- [Description of the task] Select, from the material below, each line with "kind" in it.

- [Recorded data]
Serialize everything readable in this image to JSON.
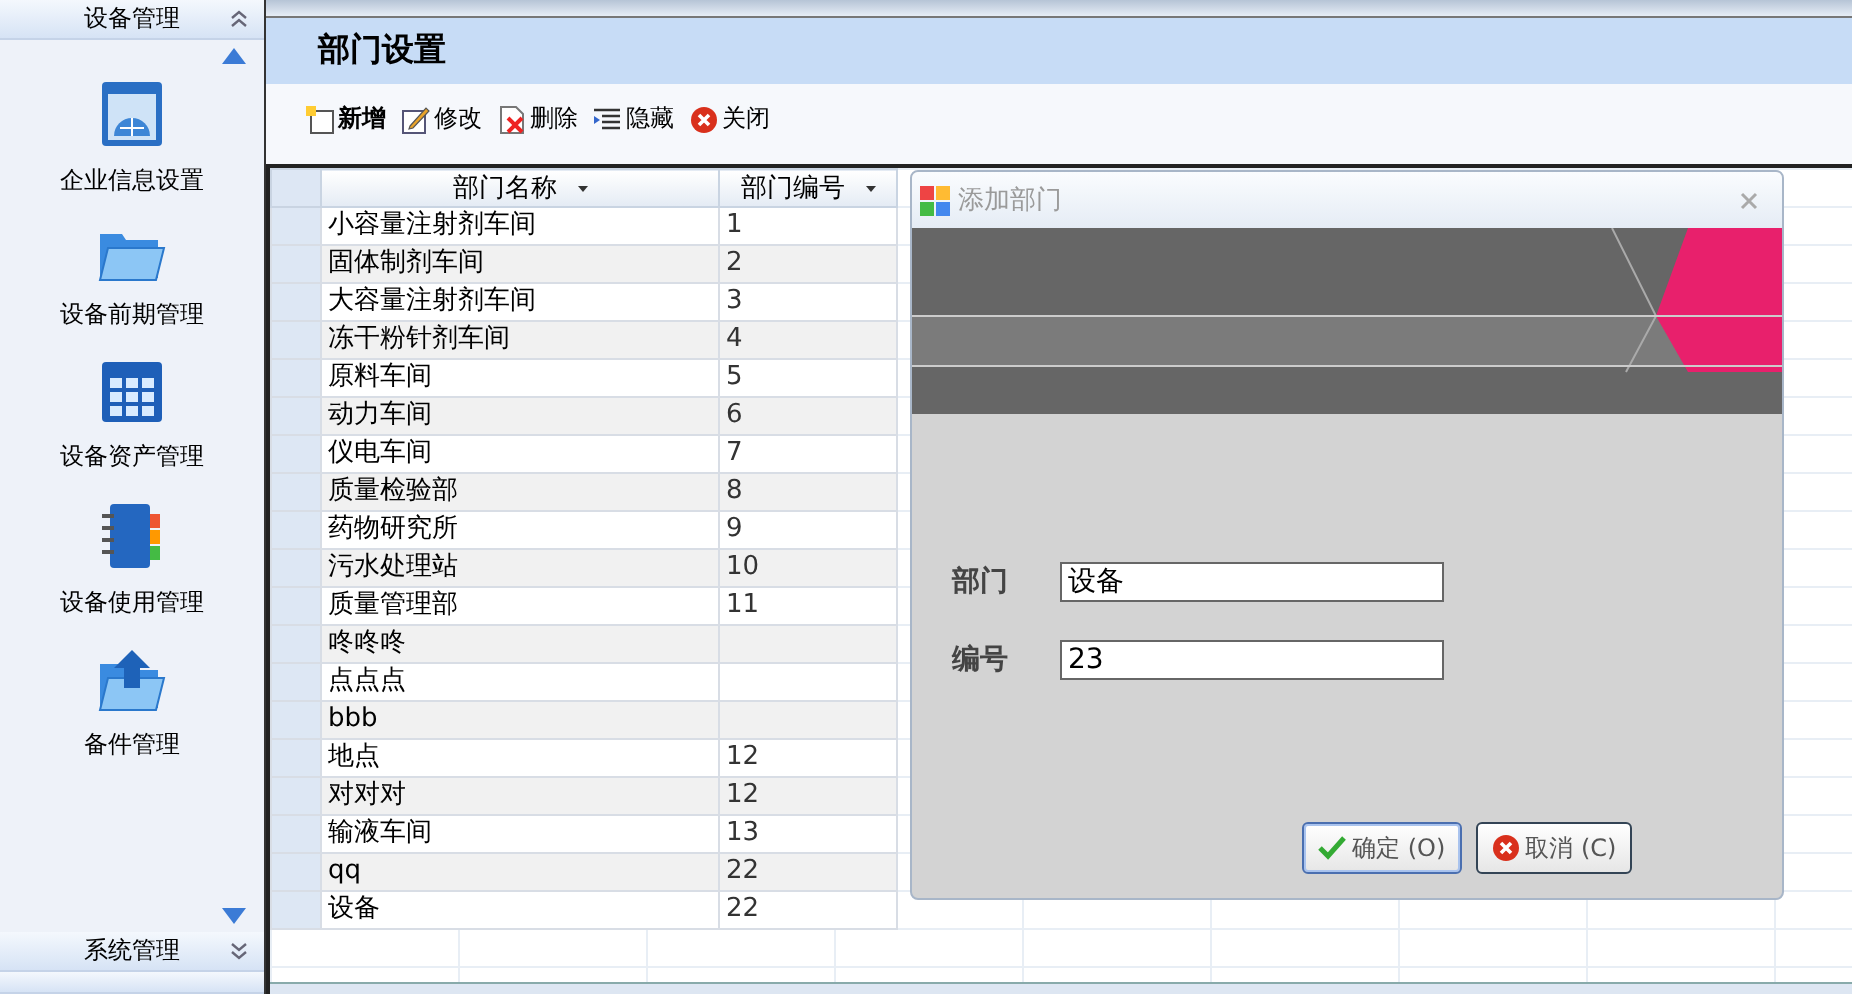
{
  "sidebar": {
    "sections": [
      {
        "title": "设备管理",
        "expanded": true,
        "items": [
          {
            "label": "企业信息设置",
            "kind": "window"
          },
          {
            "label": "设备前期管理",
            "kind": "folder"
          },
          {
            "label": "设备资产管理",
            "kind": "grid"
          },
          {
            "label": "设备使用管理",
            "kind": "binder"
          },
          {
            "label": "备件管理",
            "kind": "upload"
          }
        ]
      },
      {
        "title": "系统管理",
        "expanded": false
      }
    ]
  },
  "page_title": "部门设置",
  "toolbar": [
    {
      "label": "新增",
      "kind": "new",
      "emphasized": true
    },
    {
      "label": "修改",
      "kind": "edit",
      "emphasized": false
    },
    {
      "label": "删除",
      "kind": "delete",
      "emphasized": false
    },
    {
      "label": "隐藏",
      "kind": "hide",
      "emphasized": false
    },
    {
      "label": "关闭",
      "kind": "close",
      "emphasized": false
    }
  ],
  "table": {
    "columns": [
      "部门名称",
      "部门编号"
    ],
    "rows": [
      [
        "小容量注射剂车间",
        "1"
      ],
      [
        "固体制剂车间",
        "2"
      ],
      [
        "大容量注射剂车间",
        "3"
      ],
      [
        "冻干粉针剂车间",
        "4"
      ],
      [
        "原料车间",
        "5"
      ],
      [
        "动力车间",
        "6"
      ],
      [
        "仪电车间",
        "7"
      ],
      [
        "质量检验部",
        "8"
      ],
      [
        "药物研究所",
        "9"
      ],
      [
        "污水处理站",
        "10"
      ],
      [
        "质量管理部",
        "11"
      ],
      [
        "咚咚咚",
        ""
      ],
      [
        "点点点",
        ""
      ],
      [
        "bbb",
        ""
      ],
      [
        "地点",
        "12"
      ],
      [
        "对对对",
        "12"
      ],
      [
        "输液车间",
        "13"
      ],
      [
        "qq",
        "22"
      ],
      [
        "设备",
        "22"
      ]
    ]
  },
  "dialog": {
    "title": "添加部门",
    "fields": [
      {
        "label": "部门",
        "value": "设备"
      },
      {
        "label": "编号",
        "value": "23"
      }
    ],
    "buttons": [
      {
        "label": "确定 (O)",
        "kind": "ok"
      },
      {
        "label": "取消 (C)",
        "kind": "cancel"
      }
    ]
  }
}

- [Response]
            "kind": "window"
            "kind": "folder"
            "kind": "grid"
            "kind": "binder"
            "kind": "upload"
      "kind": "new",
      "kind": "edit",
      "kind": "delete",
      "kind": "hide",
      "kind": "close",
        "kind": "ok"
        "kind": "cancel"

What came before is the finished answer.